--- START DATASET EXTRACT ---
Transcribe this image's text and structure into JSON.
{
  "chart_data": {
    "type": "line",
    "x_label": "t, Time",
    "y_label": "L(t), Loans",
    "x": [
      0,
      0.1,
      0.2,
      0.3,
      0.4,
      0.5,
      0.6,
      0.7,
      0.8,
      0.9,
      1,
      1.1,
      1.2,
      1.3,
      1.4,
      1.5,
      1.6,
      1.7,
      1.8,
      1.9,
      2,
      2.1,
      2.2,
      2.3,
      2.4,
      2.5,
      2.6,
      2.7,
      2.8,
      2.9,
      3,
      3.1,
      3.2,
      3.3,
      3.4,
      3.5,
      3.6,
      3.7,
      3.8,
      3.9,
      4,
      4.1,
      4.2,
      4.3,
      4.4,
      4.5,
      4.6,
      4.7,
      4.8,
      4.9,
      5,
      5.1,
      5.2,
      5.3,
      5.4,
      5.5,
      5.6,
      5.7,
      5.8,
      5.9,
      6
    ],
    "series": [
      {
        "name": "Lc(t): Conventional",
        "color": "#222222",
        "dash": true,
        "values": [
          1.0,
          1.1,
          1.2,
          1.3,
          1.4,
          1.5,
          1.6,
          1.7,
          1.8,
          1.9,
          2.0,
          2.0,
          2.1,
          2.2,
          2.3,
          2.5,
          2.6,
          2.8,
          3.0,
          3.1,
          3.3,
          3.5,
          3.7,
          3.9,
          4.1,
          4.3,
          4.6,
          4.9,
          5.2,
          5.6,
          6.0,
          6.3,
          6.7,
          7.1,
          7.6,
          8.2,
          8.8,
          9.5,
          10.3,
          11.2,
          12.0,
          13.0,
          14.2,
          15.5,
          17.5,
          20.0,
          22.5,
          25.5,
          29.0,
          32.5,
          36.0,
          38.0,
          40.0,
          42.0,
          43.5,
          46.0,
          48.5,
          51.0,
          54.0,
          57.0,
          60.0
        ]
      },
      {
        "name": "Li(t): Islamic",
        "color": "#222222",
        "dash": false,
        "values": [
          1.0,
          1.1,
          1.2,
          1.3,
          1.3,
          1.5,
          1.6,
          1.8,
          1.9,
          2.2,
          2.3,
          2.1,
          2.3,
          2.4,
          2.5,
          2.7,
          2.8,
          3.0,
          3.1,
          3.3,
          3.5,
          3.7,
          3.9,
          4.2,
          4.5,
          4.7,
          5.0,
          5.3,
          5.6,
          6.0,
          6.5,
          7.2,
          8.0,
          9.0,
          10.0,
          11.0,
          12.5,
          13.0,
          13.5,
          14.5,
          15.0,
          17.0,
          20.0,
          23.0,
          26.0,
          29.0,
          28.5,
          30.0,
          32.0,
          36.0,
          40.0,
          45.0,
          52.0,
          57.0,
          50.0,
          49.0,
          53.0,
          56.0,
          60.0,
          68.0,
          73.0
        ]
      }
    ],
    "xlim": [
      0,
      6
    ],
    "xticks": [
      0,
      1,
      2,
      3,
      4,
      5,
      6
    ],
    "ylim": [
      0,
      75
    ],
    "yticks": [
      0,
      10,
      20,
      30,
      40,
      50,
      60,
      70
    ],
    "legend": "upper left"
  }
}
--- END DATASET EXTRACT ---
--- START DATASET EXTRACT ---
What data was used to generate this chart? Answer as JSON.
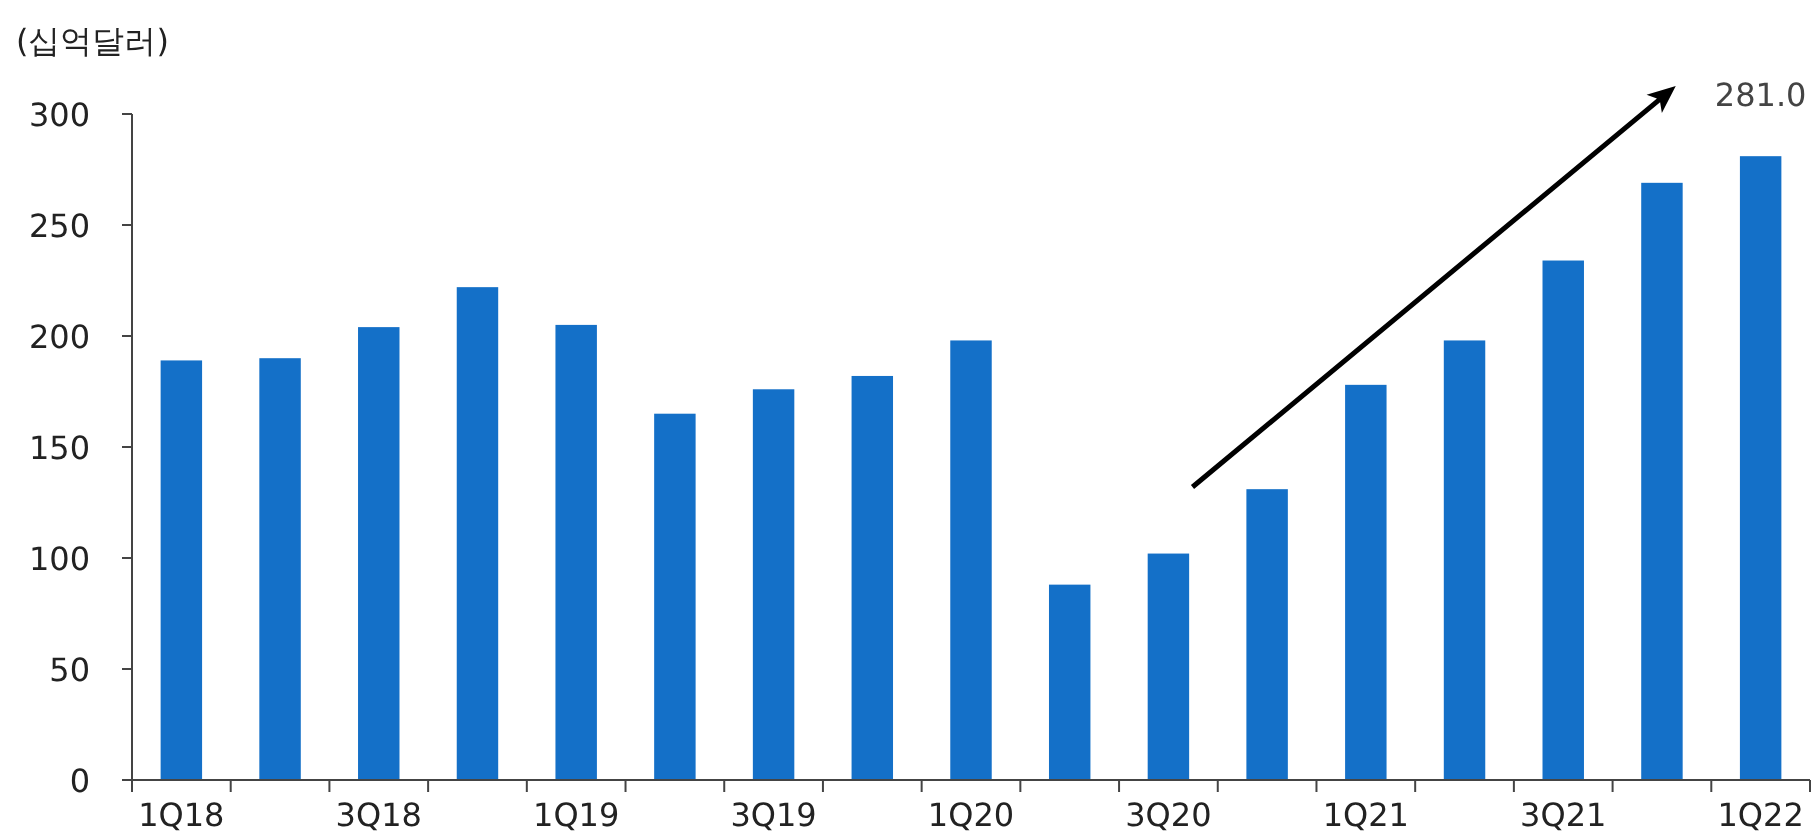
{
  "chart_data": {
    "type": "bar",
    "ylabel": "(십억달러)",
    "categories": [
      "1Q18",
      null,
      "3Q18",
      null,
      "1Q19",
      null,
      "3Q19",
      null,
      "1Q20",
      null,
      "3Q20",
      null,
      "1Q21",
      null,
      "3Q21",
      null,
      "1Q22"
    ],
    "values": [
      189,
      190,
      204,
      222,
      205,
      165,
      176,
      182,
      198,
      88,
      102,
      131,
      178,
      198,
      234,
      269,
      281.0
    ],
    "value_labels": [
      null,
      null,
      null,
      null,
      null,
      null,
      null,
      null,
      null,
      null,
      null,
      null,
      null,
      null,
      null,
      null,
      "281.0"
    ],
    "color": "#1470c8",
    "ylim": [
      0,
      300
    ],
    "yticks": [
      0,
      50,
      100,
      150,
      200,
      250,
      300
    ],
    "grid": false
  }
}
--- END DATASET EXTRACT ---
_JOB_: Copy out every line of the listing that includes the string "this".

_EXPECTED ANSWER_:
Transcribe this image's text and structure into JSON.
What data was used to generate this chart? Answer as JSON.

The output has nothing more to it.